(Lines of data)

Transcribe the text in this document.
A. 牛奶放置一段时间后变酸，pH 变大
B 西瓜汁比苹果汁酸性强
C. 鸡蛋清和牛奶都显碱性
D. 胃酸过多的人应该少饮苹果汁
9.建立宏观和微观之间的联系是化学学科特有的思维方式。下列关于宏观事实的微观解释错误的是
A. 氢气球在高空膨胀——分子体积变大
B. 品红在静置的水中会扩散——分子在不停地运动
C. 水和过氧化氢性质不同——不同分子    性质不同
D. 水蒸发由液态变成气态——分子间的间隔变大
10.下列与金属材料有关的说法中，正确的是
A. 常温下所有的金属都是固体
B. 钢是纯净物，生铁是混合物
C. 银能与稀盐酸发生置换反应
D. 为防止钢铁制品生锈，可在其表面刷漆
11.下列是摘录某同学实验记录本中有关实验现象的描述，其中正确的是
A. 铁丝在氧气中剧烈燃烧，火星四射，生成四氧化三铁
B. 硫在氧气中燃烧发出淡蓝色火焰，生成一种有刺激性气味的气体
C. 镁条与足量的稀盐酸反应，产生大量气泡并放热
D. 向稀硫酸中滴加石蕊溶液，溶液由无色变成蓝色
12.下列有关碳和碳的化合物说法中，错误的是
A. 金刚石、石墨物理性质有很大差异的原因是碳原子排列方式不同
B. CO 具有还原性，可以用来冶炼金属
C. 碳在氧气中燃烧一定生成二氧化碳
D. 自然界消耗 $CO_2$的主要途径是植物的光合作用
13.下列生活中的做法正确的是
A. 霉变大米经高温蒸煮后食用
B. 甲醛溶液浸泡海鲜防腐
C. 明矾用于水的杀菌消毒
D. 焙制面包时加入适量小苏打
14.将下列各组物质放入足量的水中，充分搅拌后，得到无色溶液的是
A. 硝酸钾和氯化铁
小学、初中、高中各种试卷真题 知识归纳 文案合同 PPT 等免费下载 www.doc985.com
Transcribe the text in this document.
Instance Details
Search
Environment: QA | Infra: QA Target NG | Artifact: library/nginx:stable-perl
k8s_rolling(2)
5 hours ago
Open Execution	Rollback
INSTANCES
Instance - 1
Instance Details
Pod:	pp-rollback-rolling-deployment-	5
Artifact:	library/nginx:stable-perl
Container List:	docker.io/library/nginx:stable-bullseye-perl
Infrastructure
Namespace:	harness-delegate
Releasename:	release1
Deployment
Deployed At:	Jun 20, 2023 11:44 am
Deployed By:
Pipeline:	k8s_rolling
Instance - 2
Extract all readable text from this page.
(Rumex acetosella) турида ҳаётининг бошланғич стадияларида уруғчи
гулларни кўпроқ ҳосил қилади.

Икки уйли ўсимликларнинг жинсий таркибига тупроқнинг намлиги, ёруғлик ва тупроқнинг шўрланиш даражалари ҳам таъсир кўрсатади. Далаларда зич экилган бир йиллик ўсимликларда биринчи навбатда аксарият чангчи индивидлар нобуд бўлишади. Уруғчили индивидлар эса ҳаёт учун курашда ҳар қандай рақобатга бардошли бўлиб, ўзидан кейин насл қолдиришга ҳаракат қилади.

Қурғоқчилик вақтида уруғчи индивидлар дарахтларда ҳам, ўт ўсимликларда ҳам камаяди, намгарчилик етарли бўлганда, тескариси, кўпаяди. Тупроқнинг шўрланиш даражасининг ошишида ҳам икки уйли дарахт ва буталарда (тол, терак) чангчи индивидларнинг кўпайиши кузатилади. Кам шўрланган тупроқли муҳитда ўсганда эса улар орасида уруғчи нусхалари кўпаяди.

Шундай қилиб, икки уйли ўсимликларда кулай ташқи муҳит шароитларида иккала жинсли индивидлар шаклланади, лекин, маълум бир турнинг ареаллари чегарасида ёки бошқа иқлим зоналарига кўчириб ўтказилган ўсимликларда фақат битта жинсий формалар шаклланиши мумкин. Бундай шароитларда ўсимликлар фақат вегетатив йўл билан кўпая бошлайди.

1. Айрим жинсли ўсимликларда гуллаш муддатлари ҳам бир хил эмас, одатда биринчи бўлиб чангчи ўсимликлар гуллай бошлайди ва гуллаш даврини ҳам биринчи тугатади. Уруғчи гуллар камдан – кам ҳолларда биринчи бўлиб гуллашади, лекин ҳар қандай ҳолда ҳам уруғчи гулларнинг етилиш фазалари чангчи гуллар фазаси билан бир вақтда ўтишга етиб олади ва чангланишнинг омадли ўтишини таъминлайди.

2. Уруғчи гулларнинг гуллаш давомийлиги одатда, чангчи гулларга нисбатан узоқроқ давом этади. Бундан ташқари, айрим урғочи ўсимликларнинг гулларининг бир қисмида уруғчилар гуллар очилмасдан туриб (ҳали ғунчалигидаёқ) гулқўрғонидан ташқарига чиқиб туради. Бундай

Problem statement ▸ Each line of the listing should be echoed back exactly.

Response for this exercise ▸
Transcribe the text in this document.
A. 牛奶放置一段时间后变酸，pH 变大
B 西瓜汁比苹果汁酸性强
C. 鸡蛋清和牛奶都显碱性
D. 胃酸过多的人应该少饮苹果汁
9.建立宏观和微观之间的联系是化学学科特有的思维方式。下列关于宏观事实的微观解释错误的是
A. 氢气球在高空膨胀——分子体积变大
B. 品红在静置的水中会扩散——分子在不停地运动
C. 水和过氧化氢性质不同——不同分子    性质不同
D. 水蒸发由液态变成气态——分子间的间隔变大
10.下列与金属材料有关的说法中，正确的是
A. 常温下所有的金属都是固体
B. 钢是纯净物，生铁是混合物
C. 银能与稀盐酸发生置换反应
D. 为防止钢铁制品生锈，可在其表面刷漆
11.下列是摘录某同学实验记录本中有关实验现象的描述，其中正确的是
A. 铁丝在氧气中剧烈燃烧，火星四射，生成四氧化三铁
B. 硫在氧气中燃烧发出淡蓝色火焰，生成一种有刺激性气味的气体
C. 镁条与足量的稀盐酸反应，产生大量气泡并放热
D. 向稀硫酸中滴加石蕊溶液，溶液由无色变成蓝色
12.下列有关碳和碳的化合物说法中，错误的是
A. 金刚石、石墨物理性质有很大差异的原因是碳原子排列方式不同
B. CO 具有还原性，可以用来冶炼金属
C. 碳在氧气中燃烧一定生成二氧化碳
D. 自然界消耗 $CO_2$的主要途径是植物的光合作用
13.下列生活中的做法正确的是
A. 霉变大米经高温蒸煮后食用
B. 甲醛溶液浸泡海鲜防腐
C. 明矾用于水的杀菌消毒
D. 焙制面包时加入适量小苏打
14.将下列各组物质放入足量的水中，充分搅拌后，得到无色溶液的是
A. 硝酸钾和氯化铁
小学、初中、高中各种试卷真题 知识归纳 文案合同 PPT 等免费下载 www.doc985.com
Transcribe the text in this document.
Instance Details
Search
Environment: QA | Infra: QA Target NG | Artifact: library/nginx:stable-perl
k8s_rolling(2)
5 hours ago
Open Execution	Rollback
INSTANCES
Instance - 1
Instance Details
Pod:	pp-rollback-rolling-deployment-	5
Artifact:	library/nginx:stable-perl
Container List:	docker.io/library/nginx:stable-bullseye-perl
Infrastructure
Namespace:	harness-delegate
Releasename:	release1
Deployment
Deployed At:	Jun 20, 2023 11:44 am
Deployed By:
Pipeline:	k8s_rolling
Instance - 2
Extract all readable text from this page.
(Rumex acetosella) турида ҳаётининг бошланғич стадияларида уруғчи
гулларни кўпроқ ҳосил қилади.

Икки уйли ўсимликларнинг жинсий таркибига тупроқнинг намлиги, ёруғлик ва тупроқнинг шўрланиш даражалари ҳам таъсир кўрсатади. Далаларда зич экилган бир йиллик ўсимликларда биринчи навбатда аксарият чангчи индивидлар нобуд бўлишади. Уруғчили индивидлар эса ҳаёт учун курашда ҳар қандай рақобатга бардошли бўлиб, ўзидан кейин насл қолдиришга ҳаракат қилади.

Қурғоқчилик вақтида уруғчи индивидлар дарахтларда ҳам, ўт ўсимликларда ҳам камаяди, намгарчилик етарли бўлганда, тескариси, кўпаяди. Тупроқнинг шўрланиш даражасининг ошишида ҳам икки уйли дарахт ва буталарда (тол, терак) чангчи индивидларнинг кўпайиши кузатилади. Кам шўрланган тупроқли муҳитда ўсганда эса улар орасида уруғчи нусхалари кўпаяди.

Шундай қилиб, икки уйли ўсимликларда кулай ташқи муҳит шароитларида иккала жинсли индивидлар шаклланади, лекин, маълум бир турнинг ареаллари чегарасида ёки бошқа иқлим зоналарига кўчириб ўтказилган ўсимликларда фақат битта жинсий формалар шаклланиши мумкин. Бундай шароитларда ўсимликлар фақат вегетатив йўл билан кўпая бошлайди.

1. Айрим жинсли ўсимликларда гуллаш муддатлари ҳам бир хил эмас, одатда биринчи бўлиб чангчи ўсимликлар гуллай бошлайди ва гуллаш даврини ҳам биринчи тугатади. Уруғчи гуллар камдан – кам ҳолларда биринчи бўлиб гуллашади, лекин ҳар қандай ҳолда ҳам уруғчи гулларнинг етилиш фазалари чангчи гуллар фазаси билан бир вақтда ўтишга етиб олади ва чангланишнинг омадли ўтишини таъминлайди.

2. Уруғчи гулларнинг гуллаш давомийлиги одатда, чангчи гулларга нисбатан узоқроқ давом этади. Бундан ташқари, айрим урғочи ўсимликларнинг гулларининг бир қисмида уруғчилар гуллар очилмасдан туриб (ҳали ғунчалигидаёқ) гулқўрғонидан ташқарига чиқиб туради. Бундай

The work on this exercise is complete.